Exercise details :: Copy down all of the data underneath, exactly as shown.

(Figure data in JSON)
------------------------------------------------------------------------

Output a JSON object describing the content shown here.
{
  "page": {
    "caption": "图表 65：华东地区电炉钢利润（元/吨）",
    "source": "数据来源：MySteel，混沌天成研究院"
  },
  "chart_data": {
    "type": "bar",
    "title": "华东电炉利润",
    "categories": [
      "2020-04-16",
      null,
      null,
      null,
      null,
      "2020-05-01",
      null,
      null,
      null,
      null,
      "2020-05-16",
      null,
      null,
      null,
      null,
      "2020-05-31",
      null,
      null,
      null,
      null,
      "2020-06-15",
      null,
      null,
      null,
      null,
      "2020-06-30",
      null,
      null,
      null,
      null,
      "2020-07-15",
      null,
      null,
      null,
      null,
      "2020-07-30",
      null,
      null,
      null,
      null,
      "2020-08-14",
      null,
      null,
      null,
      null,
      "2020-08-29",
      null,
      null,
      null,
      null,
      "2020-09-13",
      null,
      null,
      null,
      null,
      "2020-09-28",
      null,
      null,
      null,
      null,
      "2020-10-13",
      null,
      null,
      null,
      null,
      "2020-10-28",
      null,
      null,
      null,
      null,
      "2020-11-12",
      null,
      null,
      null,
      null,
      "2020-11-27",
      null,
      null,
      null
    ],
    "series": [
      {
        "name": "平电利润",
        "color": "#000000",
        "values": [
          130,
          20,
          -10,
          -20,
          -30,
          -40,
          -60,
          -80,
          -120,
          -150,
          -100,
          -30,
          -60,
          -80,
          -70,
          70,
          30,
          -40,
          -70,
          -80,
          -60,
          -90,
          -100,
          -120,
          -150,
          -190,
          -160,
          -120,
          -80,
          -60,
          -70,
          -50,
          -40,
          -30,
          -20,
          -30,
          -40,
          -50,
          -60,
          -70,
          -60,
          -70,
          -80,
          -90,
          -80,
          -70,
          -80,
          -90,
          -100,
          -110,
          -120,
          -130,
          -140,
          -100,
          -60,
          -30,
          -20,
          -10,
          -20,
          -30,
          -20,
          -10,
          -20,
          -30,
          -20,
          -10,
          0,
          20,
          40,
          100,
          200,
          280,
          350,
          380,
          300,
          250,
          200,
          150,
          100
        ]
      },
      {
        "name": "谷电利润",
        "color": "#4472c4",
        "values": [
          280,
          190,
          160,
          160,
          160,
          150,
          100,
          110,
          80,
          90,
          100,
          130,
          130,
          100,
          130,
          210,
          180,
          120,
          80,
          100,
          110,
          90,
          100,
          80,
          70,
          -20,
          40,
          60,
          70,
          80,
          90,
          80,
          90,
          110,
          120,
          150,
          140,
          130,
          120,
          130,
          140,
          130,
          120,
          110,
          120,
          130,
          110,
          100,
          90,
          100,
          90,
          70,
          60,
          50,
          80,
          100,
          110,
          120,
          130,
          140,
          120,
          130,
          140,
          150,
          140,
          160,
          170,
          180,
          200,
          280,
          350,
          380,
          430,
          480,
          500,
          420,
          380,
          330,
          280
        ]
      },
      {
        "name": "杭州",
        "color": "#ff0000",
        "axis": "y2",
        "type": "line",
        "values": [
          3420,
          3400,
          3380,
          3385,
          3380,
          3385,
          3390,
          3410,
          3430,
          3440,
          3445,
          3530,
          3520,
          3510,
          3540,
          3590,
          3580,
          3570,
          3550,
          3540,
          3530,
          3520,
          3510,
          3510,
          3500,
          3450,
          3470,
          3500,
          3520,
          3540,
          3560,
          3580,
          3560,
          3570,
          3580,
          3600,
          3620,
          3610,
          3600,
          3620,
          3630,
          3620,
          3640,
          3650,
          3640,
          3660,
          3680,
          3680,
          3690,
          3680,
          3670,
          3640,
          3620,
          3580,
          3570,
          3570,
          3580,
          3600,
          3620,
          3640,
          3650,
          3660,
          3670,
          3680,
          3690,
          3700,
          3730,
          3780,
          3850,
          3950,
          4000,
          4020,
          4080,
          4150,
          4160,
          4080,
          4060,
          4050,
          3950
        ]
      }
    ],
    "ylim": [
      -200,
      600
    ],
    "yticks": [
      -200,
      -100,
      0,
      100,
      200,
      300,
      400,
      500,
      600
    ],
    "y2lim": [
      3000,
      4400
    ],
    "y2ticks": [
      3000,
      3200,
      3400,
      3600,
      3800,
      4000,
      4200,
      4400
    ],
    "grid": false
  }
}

------------------------------------------------------------------------

Task output ::
Output a JSON object describing the content shown here.
{
  "page": {
    "caption": "图表 65：华东地区电炉钢利润（元/吨）",
    "source": "数据来源：MySteel，混沌天成研究院"
  },
  "chart_data": {
    "type": "bar",
    "title": "华东电炉利润",
    "categories": [
      "2020-04-16",
      null,
      null,
      null,
      null,
      "2020-05-01",
      null,
      null,
      null,
      null,
      "2020-05-16",
      null,
      null,
      null,
      null,
      "2020-05-31",
      null,
      null,
      null,
      null,
      "2020-06-15",
      null,
      null,
      null,
      null,
      "2020-06-30",
      null,
      null,
      null,
      null,
      "2020-07-15",
      null,
      null,
      null,
      null,
      "2020-07-30",
      null,
      null,
      null,
      null,
      "2020-08-14",
      null,
      null,
      null,
      null,
      "2020-08-29",
      null,
      null,
      null,
      null,
      "2020-09-13",
      null,
      null,
      null,
      null,
      "2020-09-28",
      null,
      null,
      null,
      null,
      "2020-10-13",
      null,
      null,
      null,
      null,
      "2020-10-28",
      null,
      null,
      null,
      null,
      "2020-11-12",
      null,
      null,
      null,
      null,
      "2020-11-27",
      null,
      null,
      null
    ],
    "series": [
      {
        "name": "平电利润",
        "color": "#000000",
        "values": [
          130,
          20,
          -10,
          -20,
          -30,
          -40,
          -60,
          -80,
          -120,
          -150,
          -100,
          -30,
          -60,
          -80,
          -70,
          70,
          30,
          -40,
          -70,
          -80,
          -60,
          -90,
          -100,
          -120,
          -150,
          -190,
          -160,
          -120,
          -80,
          -60,
          -70,
          -50,
          -40,
          -30,
          -20,
          -30,
          -40,
          -50,
          -60,
          -70,
          -60,
          -70,
          -80,
          -90,
          -80,
          -70,
          -80,
          -90,
          -100,
          -110,
          -120,
          -130,
          -140,
          -100,
          -60,
          -30,
          -20,
          -10,
          -20,
          -30,
          -20,
          -10,
          -20,
          -30,
          -20,
          -10,
          0,
          20,
          40,
          100,
          200,
          280,
          350,
          380,
          300,
          250,
          200,
          150,
          100
        ]
      },
      {
        "name": "谷电利润",
        "color": "#4472c4",
        "values": [
          280,
          190,
          160,
          160,
          160,
          150,
          100,
          110,
          80,
          90,
          100,
          130,
          130,
          100,
          130,
          210,
          180,
          120,
          80,
          100,
          110,
          90,
          100,
          80,
          70,
          -20,
          40,
          60,
          70,
          80,
          90,
          80,
          90,
          110,
          120,
          150,
          140,
          130,
          120,
          130,
          140,
          130,
          120,
          110,
          120,
          130,
          110,
          100,
          90,
          100,
          90,
          70,
          60,
          50,
          80,
          100,
          110,
          120,
          130,
          140,
          120,
          130,
          140,
          150,
          140,
          160,
          170,
          180,
          200,
          280,
          350,
          380,
          430,
          480,
          500,
          420,
          380,
          330,
          280
        ]
      },
      {
        "name": "杭州",
        "color": "#ff0000",
        "axis": "y2",
        "type": "line",
        "values": [
          3420,
          3400,
          3380,
          3385,
          3380,
          3385,
          3390,
          3410,
          3430,
          3440,
          3445,
          3530,
          3520,
          3510,
          3540,
          3590,
          3580,
          3570,
          3550,
          3540,
          3530,
          3520,
          3510,
          3510,
          3500,
          3450,
          3470,
          3500,
          3520,
          3540,
          3560,
          3580,
          3560,
          3570,
          3580,
          3600,
          3620,
          3610,
          3600,
          3620,
          3630,
          3620,
          3640,
          3650,
          3640,
          3660,
          3680,
          3680,
          3690,
          3680,
          3670,
          3640,
          3620,
          3580,
          3570,
          3570,
          3580,
          3600,
          3620,
          3640,
          3650,
          3660,
          3670,
          3680,
          3690,
          3700,
          3730,
          3780,
          3850,
          3950,
          4000,
          4020,
          4080,
          4150,
          4160,
          4080,
          4060,
          4050,
          3950
        ]
      }
    ],
    "ylim": [
      -200,
      600
    ],
    "yticks": [
      -200,
      -100,
      0,
      100,
      200,
      300,
      400,
      500,
      600
    ],
    "y2lim": [
      3000,
      4400
    ],
    "y2ticks": [
      3000,
      3200,
      3400,
      3600,
      3800,
      4000,
      4200,
      4400
    ],
    "grid": false
  }
}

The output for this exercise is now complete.